Extrait du texte:
---
1. Quels sont les principaux avantages pour le Burundi de rejoindre l'OHADA en termes d'amélioration du climat des affaires ?

L'adhésion à l'Organisation pour l'Harmonisation en Afrique du Droit des Affaires (OHADA) offrirait au Burundi un cadre juridique harmonisé et moderne en matière de droit des affaires, reconnu à l'échelle internationale. Cela renforcerait la sécurité juridique et encouragerait les investissements étrangers, tout en facilitant les transactions commerciales grâce à des règles communes avec les autres États membres. De plus, cela permettrait une meilleure protection des créanciers et des investisseurs, et améliorerait la transparence dans les affaires.

2. Quels défis spécifiques le Burundi pourrait-il rencontrer lors de l'application des textes de l'OHADA, notamment en raison de son cadre juridique et judiciaire actuel ?

Le principal défi sera l'alignement du cadre juridique burundais sur les normes OHADA. Cela implique une révision de certaines lois nationales en matière de droit des affaires, ainsi qu'une formation des acteurs juridiques et économiques locaux pour qu'ils maîtrisent le droit OHADA. Le Burundi pourrait aussi rencontrer une certaine résistance au changement de la part des juristes et des juges habitués à appliquer le droit national.

3. Quelles réformes législatives, réglementaires et institutionnelles le Burundi a-t-il déjà entreprises ou devrait-il entreprendre pour préparer son adhésion à l'OHADA ?
---
Défi 1: Depuis le début des entrées jusqu'à la ligne contenant « - orange-phi: Φ: [770, 565, 797, 592] », remplacez « bbox » par « bounding box » et redonnez ces lignes, sans rien modifier d'autre.

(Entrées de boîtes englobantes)
---
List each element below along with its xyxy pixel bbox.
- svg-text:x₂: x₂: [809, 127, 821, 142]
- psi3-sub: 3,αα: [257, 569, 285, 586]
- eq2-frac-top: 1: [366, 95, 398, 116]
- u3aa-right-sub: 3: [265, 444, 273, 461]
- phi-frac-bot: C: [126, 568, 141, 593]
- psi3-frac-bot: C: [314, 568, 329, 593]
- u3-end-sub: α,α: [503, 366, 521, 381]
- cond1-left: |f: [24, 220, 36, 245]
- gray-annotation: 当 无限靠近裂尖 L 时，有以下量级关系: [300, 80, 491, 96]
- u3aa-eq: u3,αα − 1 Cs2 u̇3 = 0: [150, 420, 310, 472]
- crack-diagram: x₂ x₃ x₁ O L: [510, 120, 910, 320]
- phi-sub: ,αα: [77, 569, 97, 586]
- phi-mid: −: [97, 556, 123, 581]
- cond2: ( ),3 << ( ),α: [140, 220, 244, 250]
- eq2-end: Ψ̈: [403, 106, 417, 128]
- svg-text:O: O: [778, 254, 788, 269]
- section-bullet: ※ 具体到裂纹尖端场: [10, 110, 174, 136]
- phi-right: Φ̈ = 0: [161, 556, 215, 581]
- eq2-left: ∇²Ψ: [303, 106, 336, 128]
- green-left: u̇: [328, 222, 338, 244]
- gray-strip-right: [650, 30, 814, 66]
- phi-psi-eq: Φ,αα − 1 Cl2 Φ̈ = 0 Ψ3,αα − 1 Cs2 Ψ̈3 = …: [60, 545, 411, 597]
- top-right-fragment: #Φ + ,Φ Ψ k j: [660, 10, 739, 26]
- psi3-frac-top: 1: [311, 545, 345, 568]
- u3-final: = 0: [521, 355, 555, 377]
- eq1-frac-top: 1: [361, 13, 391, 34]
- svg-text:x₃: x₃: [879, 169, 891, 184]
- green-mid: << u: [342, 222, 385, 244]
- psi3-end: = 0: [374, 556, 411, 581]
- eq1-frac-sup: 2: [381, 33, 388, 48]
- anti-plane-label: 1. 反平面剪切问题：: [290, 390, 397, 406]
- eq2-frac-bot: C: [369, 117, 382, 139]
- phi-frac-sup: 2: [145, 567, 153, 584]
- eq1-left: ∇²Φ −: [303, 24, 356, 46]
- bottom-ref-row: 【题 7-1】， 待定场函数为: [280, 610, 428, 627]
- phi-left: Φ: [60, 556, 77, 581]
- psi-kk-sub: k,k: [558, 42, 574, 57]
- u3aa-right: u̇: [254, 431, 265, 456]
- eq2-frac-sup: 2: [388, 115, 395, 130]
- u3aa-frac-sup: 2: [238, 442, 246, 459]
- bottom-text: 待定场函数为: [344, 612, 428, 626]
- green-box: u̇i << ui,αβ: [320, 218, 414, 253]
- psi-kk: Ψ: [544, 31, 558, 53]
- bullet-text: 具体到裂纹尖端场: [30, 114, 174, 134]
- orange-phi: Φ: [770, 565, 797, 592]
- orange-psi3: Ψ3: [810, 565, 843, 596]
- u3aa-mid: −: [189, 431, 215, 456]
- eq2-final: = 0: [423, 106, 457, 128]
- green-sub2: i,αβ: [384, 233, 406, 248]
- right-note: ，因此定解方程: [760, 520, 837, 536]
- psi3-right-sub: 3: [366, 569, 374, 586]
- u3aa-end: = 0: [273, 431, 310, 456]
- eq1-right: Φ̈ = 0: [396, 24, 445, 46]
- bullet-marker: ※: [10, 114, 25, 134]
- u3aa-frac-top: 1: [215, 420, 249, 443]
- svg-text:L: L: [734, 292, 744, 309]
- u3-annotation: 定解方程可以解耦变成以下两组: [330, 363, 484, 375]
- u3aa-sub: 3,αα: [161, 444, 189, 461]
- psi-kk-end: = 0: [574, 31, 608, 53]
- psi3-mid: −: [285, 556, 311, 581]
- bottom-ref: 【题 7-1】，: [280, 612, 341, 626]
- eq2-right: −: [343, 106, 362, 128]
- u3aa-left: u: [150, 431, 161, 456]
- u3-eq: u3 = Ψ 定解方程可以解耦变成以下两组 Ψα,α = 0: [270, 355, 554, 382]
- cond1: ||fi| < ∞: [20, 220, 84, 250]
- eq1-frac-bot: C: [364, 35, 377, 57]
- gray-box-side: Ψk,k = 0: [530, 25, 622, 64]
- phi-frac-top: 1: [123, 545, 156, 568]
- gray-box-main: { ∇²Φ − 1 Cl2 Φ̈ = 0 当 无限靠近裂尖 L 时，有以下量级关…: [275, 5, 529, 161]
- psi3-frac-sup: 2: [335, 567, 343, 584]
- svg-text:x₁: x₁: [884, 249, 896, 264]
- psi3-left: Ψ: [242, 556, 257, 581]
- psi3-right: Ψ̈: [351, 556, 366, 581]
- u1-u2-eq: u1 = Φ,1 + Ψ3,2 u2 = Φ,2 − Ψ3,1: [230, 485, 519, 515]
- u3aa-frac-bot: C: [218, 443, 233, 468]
---
Défi 2: Traduisez en anglais la phrase suivante de l'extrait sur l'adhésion du Burundi à l'OHADA : « Le principal défi sera l'alignement du cadre juridique burundais sur les normes OHADA. »

Réponse à l'exercice 1:
List each element below along with its xyxy pixel bounding box.
- svg-text:x₂: x₂: [809, 127, 821, 142]
- psi3-sub: 3,αα: [257, 569, 285, 586]
- eq2-frac-top: 1: [366, 95, 398, 116]
- u3aa-right-sub: 3: [265, 444, 273, 461]
- phi-frac-bot: C: [126, 568, 141, 593]
- psi3-frac-bot: C: [314, 568, 329, 593]
- u3-end-sub: α,α: [503, 366, 521, 381]
- cond1-left: |f: [24, 220, 36, 245]
- gray-annotation: 当 无限靠近裂尖 L 时，有以下量级关系: [300, 80, 491, 96]
- u3aa-eq: u3,αα − 1 Cs2 u̇3 = 0: [150, 420, 310, 472]
- crack-diagram: x₂ x₃ x₁ O L: [510, 120, 910, 320]
- phi-sub: ,αα: [77, 569, 97, 586]
- phi-mid: −: [97, 556, 123, 581]
- cond2: ( ),3 << ( ),α: [140, 220, 244, 250]
- eq2-end: Ψ̈: [403, 106, 417, 128]
- svg-text:O: O: [778, 254, 788, 269]
- section-bullet: ※ 具体到裂纹尖端场: [10, 110, 174, 136]
- phi-right: Φ̈ = 0: [161, 556, 215, 581]
- eq2-left: ∇²Ψ: [303, 106, 336, 128]
- green-left: u̇: [328, 222, 338, 244]
- gray-strip-right: [650, 30, 814, 66]
- phi-psi-eq: Φ,αα − 1 Cl2 Φ̈ = 0 Ψ3,αα − 1 Cs2 Ψ̈3 = …: [60, 545, 411, 597]
- top-right-fragment: #Φ + ,Φ Ψ k j: [660, 10, 739, 26]
- psi3-frac-top: 1: [311, 545, 345, 568]
- u3-final: = 0: [521, 355, 555, 377]
- eq1-frac-top: 1: [361, 13, 391, 34]
- svg-text:x₃: x₃: [879, 169, 891, 184]
- green-mid: << u: [342, 222, 385, 244]
- psi3-end: = 0: [374, 556, 411, 581]
- eq1-frac-sup: 2: [381, 33, 388, 48]
- anti-plane-label: 1. 反平面剪切问题：: [290, 390, 397, 406]
- eq2-frac-bot: C: [369, 117, 382, 139]
- phi-frac-sup: 2: [145, 567, 153, 584]
- eq1-left: ∇²Φ −: [303, 24, 356, 46]
- bottom-ref-row: 【题 7-1】， 待定场函数为: [280, 610, 428, 627]
- phi-left: Φ: [60, 556, 77, 581]
- psi-kk-sub: k,k: [558, 42, 574, 57]
- u3aa-right: u̇: [254, 431, 265, 456]
- eq2-frac-sup: 2: [388, 115, 395, 130]
- u3aa-frac-sup: 2: [238, 442, 246, 459]
- bottom-text: 待定场函数为: [344, 612, 428, 626]
- green-box: u̇i << ui,αβ: [320, 218, 414, 253]
- psi-kk: Ψ: [544, 31, 558, 53]
- bullet-text: 具体到裂纹尖端场: [30, 114, 174, 134]
- orange-phi: Φ: [770, 565, 797, 592]

Réponse à l'exercice 2: The main challenge will be aligning Burundi's legal framework with OHADA standards.